Directive >>
Set down each record below precisely, skipping the pictures.

Information shown >>
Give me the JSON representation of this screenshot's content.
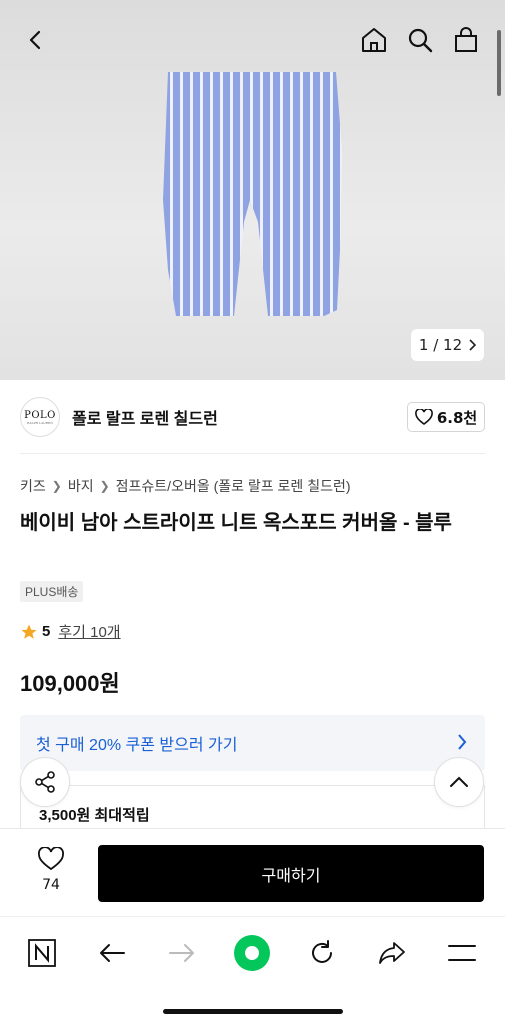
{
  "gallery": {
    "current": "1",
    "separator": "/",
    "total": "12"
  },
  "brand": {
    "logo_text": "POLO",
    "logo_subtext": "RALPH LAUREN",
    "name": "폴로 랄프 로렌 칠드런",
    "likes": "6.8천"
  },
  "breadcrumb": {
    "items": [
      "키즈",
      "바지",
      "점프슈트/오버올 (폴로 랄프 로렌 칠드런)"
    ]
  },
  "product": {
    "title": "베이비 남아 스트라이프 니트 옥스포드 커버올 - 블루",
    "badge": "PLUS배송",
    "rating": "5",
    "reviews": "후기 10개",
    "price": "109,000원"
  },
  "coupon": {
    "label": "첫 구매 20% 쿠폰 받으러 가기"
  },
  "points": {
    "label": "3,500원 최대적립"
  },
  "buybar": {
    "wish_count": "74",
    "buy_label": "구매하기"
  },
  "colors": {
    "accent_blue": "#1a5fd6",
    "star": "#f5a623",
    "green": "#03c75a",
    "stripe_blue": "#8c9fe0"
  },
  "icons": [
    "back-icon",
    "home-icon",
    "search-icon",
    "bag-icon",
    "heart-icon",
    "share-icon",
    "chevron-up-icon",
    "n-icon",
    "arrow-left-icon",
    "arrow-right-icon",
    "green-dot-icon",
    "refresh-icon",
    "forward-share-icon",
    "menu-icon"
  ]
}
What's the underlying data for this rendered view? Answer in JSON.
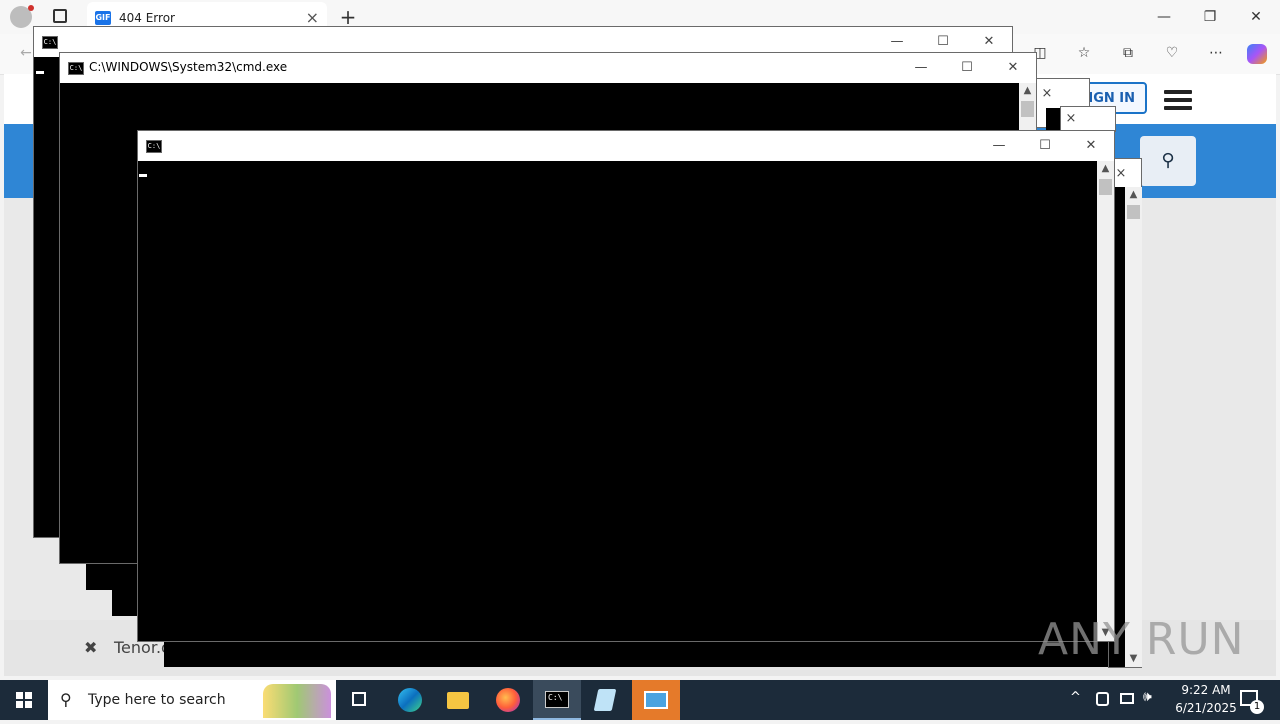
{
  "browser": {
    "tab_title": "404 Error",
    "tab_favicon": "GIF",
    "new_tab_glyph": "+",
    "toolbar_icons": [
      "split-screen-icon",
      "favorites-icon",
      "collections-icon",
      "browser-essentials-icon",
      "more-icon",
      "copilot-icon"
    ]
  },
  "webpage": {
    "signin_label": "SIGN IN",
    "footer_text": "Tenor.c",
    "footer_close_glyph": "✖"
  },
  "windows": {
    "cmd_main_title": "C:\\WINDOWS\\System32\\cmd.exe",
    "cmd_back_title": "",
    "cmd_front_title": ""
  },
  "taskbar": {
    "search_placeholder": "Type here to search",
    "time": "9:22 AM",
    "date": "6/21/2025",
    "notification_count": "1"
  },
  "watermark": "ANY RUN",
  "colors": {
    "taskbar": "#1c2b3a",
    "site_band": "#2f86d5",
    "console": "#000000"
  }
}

Correct response >>
Give me the JSON representation of this screenshot's content.
{
  "gallery": {
    "current": "1",
    "separator": "/",
    "total": "12"
  },
  "brand": {
    "logo_text": "POLO",
    "logo_subtext": "RALPH LAUREN",
    "name": "폴로 랄프 로렌 칠드런",
    "likes": "6.8천"
  },
  "breadcrumb": {
    "items": [
      "키즈",
      "바지",
      "점프슈트/오버올 (폴로 랄프 로렌 칠드런)"
    ]
  },
  "product": {
    "title": "베이비 남아 스트라이프 니트 옥스포드 커버올 - 블루",
    "badge": "PLUS배송",
    "rating": "5",
    "reviews": "후기 10개",
    "price": "109,000원"
  },
  "coupon": {
    "label": "첫 구매 20% 쿠폰 받으러 가기"
  },
  "points": {
    "label": "3,500원 최대적립"
  },
  "buybar": {
    "wish_count": "74",
    "buy_label": "구매하기"
  },
  "colors": {
    "accent_blue": "#1a5fd6",
    "star": "#f5a623",
    "green": "#03c75a",
    "stripe_blue": "#8c9fe0"
  },
  "icons": [
    "back-icon",
    "home-icon",
    "search-icon",
    "bag-icon",
    "heart-icon",
    "share-icon",
    "chevron-up-icon",
    "n-icon",
    "arrow-left-icon",
    "arrow-right-icon",
    "green-dot-icon",
    "refresh-icon",
    "forward-share-icon",
    "menu-icon"
  ]
}
What's the underlying data for this rendered view? Answer in JSON.
{
  "browser": {
    "tab_title": "404 Error",
    "tab_favicon": "GIF",
    "new_tab_glyph": "+",
    "toolbar_icons": [
      "split-screen-icon",
      "favorites-icon",
      "collections-icon",
      "browser-essentials-icon",
      "more-icon",
      "copilot-icon"
    ]
  },
  "webpage": {
    "signin_label": "SIGN IN",
    "footer_text": "Tenor.c",
    "footer_close_glyph": "✖"
  },
  "windows": {
    "cmd_main_title": "C:\\WINDOWS\\System32\\cmd.exe",
    "cmd_back_title": "",
    "cmd_front_title": ""
  },
  "taskbar": {
    "search_placeholder": "Type here to search",
    "time": "9:22 AM",
    "date": "6/21/2025",
    "notification_count": "1"
  },
  "watermark": "ANY RUN",
  "colors": {
    "taskbar": "#1c2b3a",
    "site_band": "#2f86d5",
    "console": "#000000"
  }
}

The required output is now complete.